* _ACTIONS DEMANDÉES_:
[a] D'après le texte sur les concerts de Damso, quel morceau teasé au début de sa carrière, en 2016, le rappeur a-t-il proposé de lancer ?
[b] Recopiez à l'identique le passage du texte sur les concerts de Damso qui commence à « Alors oui, j’ai » et se termine à « QALF à fond. ».

* _TEXTE_:
⟨

Alors oui, j’ai vu deux soirs de suite le concert mais vraiment, les deux soirs étaient différents avec des points de vue atypiques, des petits détails qui changent tout. Damso est sûrement un de mes rappeurs francophones préférés, aussi bien pour sa recherche du son ultime que pour sa musicalité qui évolue toujours dans le bon sens. Quelque part, le dernier morceau qui sort de Dems est souvent mon préféré, je suis team QALF à fond.

J’ai toujours trouvé ça assez passionnant chez Damso, sa façon de toujours voir le futur de sa carrière en avance. Dès ses débuts, il avait déjà prévu ses albums, parfois leur nom, souvent leur structure, laissant de la place à l’improvisation tout en sachant particulièrement ce qu’il voulait. Cette série de concerts était aussi inscrite dans cette continuité. Pendant ses prises de parole, Damso est souvent revenu sur ses premiers concerts, ses premiers faits d’armes, reprenant son texte du freestyle sur OKLM Radio ou proposant de lancer “Cœur de Pirate”, un morceau teasé au début de sa carrière, en 2016. Six ans après, la continuité est vraiment le maître-mot de la carrière couronnée de succès du rappeur Damso.

⟩

* _ENREGISTREMENTS FOURNIS_:

⟨

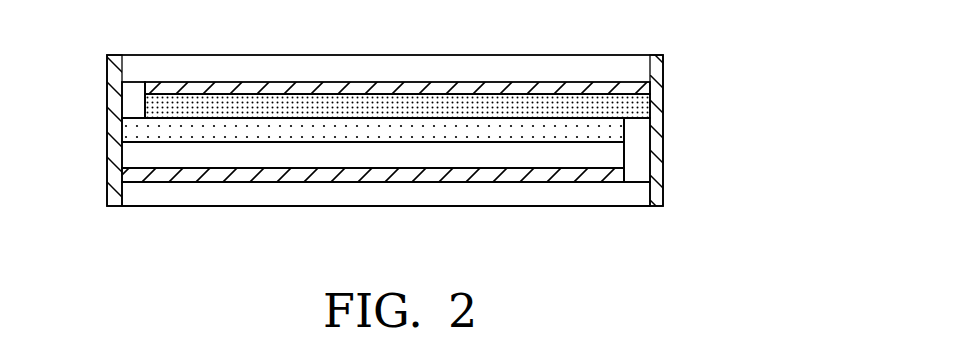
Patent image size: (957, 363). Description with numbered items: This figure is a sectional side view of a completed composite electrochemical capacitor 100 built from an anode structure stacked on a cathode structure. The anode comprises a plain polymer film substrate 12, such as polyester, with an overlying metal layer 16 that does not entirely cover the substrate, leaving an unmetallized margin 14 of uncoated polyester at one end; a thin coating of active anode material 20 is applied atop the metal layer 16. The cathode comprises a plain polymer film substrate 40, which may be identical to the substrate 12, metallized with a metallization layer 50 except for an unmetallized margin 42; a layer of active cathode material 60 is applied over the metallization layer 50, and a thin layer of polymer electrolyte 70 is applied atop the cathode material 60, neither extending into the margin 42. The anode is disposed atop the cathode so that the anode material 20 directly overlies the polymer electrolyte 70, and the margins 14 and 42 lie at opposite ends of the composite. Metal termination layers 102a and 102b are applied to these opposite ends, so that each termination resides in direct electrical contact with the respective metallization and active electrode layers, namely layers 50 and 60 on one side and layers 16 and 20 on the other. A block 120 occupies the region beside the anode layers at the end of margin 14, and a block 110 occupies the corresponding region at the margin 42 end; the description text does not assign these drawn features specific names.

The plain polymer film substrate 12 is at (547, 65).
The unmetallized margin 14 is at (126, 73).
The metal layer 16 is at (196, 88).
The active anode material 20 is at (370, 98).
The spacer block 120 is at (132, 105).
The polymer electrolyte 70 is at (132, 132).
The active cathode material 60 is at (420, 157).
The metallization layer 50 is at (333, 173).
The side spacer 110 is at (636, 153).
The plain polymer film substrate 40 is at (538, 197).
The unmetallized margin 42 is at (638, 180).
The metal layer 102a is at (110, 167).
The metal layer 102b is at (655, 102).
The device assembly 100 is at (668, 265).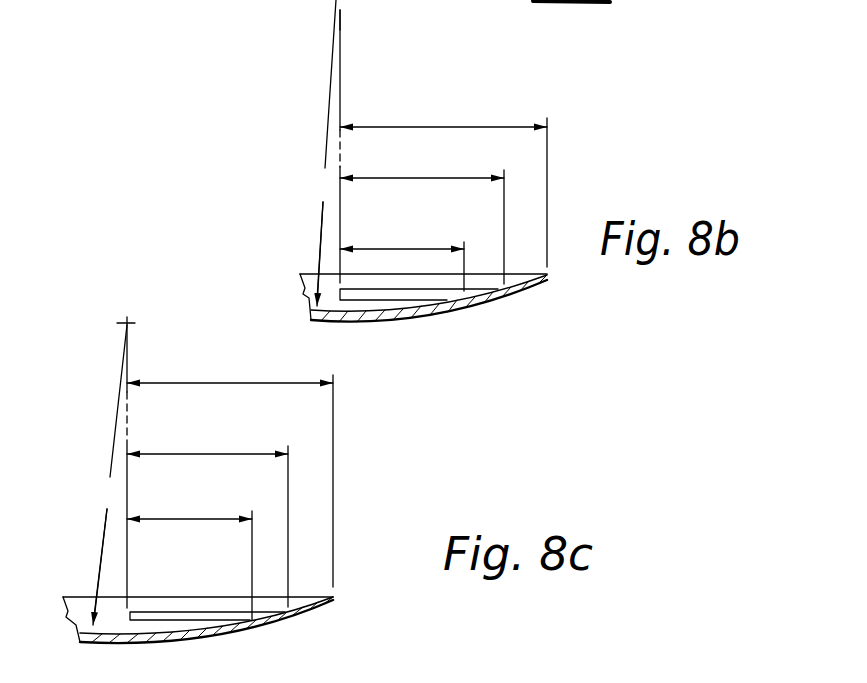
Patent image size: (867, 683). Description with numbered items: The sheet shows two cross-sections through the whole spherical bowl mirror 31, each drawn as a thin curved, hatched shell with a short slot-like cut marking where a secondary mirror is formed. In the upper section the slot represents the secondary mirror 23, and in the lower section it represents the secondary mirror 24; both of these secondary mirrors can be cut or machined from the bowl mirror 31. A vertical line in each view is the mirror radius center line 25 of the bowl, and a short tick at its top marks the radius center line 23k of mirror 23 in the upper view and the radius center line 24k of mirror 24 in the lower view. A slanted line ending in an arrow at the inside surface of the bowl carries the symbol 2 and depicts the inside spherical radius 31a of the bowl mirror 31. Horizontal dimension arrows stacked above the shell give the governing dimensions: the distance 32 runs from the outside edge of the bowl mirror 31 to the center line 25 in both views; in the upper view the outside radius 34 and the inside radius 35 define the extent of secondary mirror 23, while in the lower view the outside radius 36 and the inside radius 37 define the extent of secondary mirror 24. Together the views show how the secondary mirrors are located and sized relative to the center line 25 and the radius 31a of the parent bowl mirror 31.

In FIG. 8B, the distance from reference line to blade edge 2 is at (328, 197).
In FIG. 8C, the distance from reference line to blade edge 2 is at (111, 506).
In FIG. 8B, the secondary mirror 23 is at (380, 296).
In FIG. 8B, the radius center line 23k is at (353, 0).
In FIG. 8C, the secondary mirror 24 is at (187, 615).
In FIG. 8C, the radius center line 24k is at (128, 322).
In FIG. 8B, the mirror radius center line 25 is at (341, 68).
In FIG. 8C, the mirror radius center line 25 is at (128, 352).
In FIG. 8B, the bowl mirror 31 is at (533, 290).
In FIG. 8C, the bowl mirror 31 is at (310, 615).
In FIG. 8B, the inside spherical radius 31a is at (328, 118).
In FIG. 8C, the inside spherical radius 31a is at (112, 430).
In FIG. 8B, the distance from outside edge to center line 32 is at (432, 126).
In FIG. 8C, the distance from outside edge to center line 32 is at (217, 382).
In FIG. 8B, the outside radius 34 is at (421, 177).
In FIG. 8B, the inside radius 35 is at (394, 248).
In FIG. 8C, the outside radius 36 is at (209, 453).
In FIG. 8C, the inside radius 37 is at (184, 518).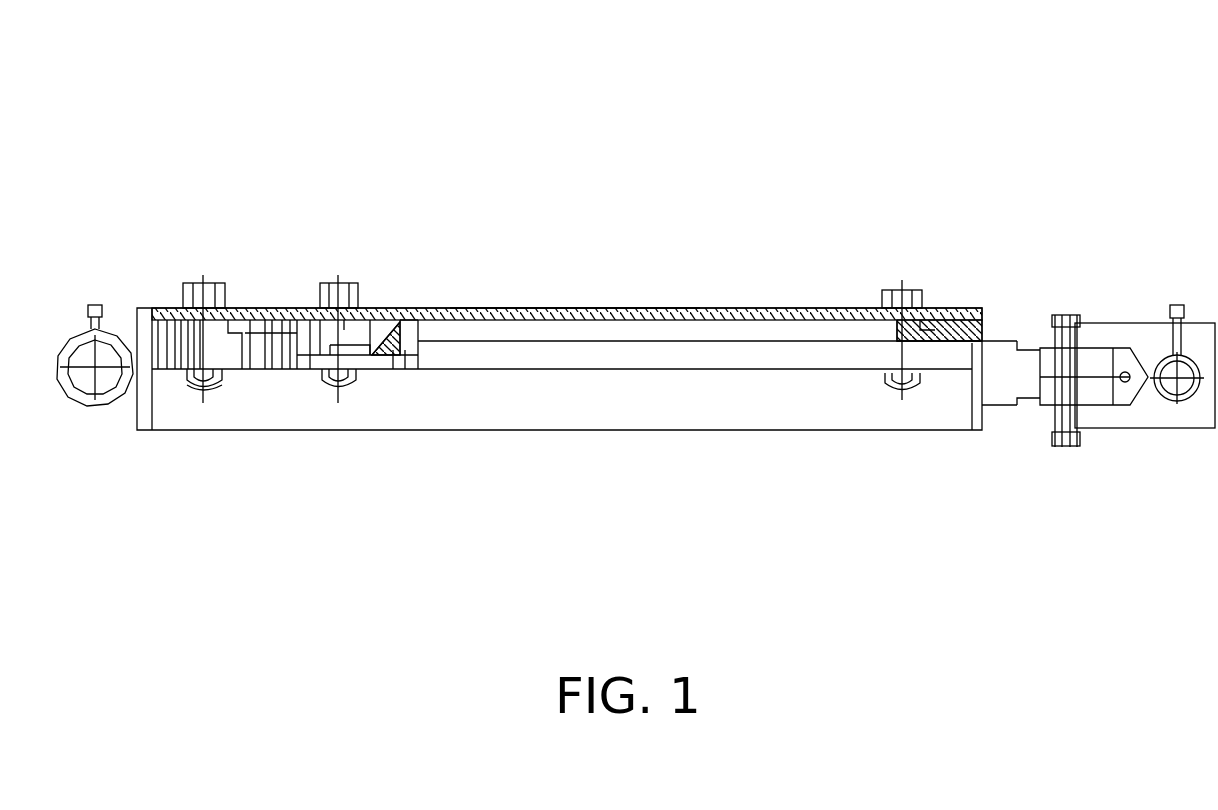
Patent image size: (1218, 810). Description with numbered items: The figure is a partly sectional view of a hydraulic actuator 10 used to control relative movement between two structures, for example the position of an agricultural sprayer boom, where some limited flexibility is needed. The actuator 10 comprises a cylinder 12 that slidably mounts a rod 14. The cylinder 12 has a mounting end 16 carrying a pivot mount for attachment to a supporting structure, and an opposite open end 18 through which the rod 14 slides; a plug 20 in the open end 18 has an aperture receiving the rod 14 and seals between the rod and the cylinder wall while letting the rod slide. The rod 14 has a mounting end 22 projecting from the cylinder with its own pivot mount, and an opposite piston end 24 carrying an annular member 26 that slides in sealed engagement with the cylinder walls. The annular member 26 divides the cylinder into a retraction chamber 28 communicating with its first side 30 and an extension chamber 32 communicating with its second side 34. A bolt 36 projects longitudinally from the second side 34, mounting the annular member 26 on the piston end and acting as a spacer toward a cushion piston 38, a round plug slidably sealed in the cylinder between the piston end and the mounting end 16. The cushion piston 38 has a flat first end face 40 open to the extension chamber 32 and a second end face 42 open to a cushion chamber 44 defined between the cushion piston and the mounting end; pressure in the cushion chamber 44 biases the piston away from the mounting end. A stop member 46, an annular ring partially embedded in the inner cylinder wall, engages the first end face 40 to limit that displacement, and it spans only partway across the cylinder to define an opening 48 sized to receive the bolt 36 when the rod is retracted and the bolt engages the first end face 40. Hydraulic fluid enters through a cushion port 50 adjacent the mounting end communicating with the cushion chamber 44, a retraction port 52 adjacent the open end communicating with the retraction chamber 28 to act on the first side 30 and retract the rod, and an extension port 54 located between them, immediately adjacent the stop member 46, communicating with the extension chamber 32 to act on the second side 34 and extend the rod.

The hydraulic actuator 10 is at (562, 86).
The cylinder 12 is at (521, 430).
The rod 14 is at (677, 360).
The mounting end 16 is at (113, 305).
The open end 18 is at (985, 325).
The plug 20 is at (940, 320).
The mounting end 22 is at (1093, 390).
The piston end 24 is at (415, 372).
The annular member 26 is at (412, 308).
The retraction chamber 28 is at (560, 324).
The first side 30 is at (455, 308).
The extension chamber 32 is at (318, 362).
The second side 34 is at (368, 308).
The bolt 36 is at (372, 375).
The cushion piston 38 is at (262, 308).
The first end face 40 is at (338, 400).
The second end face 42 is at (200, 380).
The cushion chamber 44 is at (206, 349).
The stop member 46 is at (312, 308).
The opening 48 is at (296, 308).
The cushion port 50 is at (181, 285).
The retraction port 52 is at (882, 290).
The extension port 54 is at (336, 283).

⟩

* _RÉPONSES PAR CONSIGNE_:
[a] « Cœur de Pirate ».

[b]
Alors oui, j’ai vu deux soirs de suite le concert mais vraiment, les deux soirs étaient différents avec des points de vue atypiques, des petits détails qui changent tout. Damso est sûrement un de mes rappeurs francophones préférés, aussi bien pour sa recherche du son ultime que pour sa musicalité qui évolue toujours dans le bon sens. Quelque part, le dernier morceau qui sort de Dems est souvent mon préféré, je suis team QALF à fond.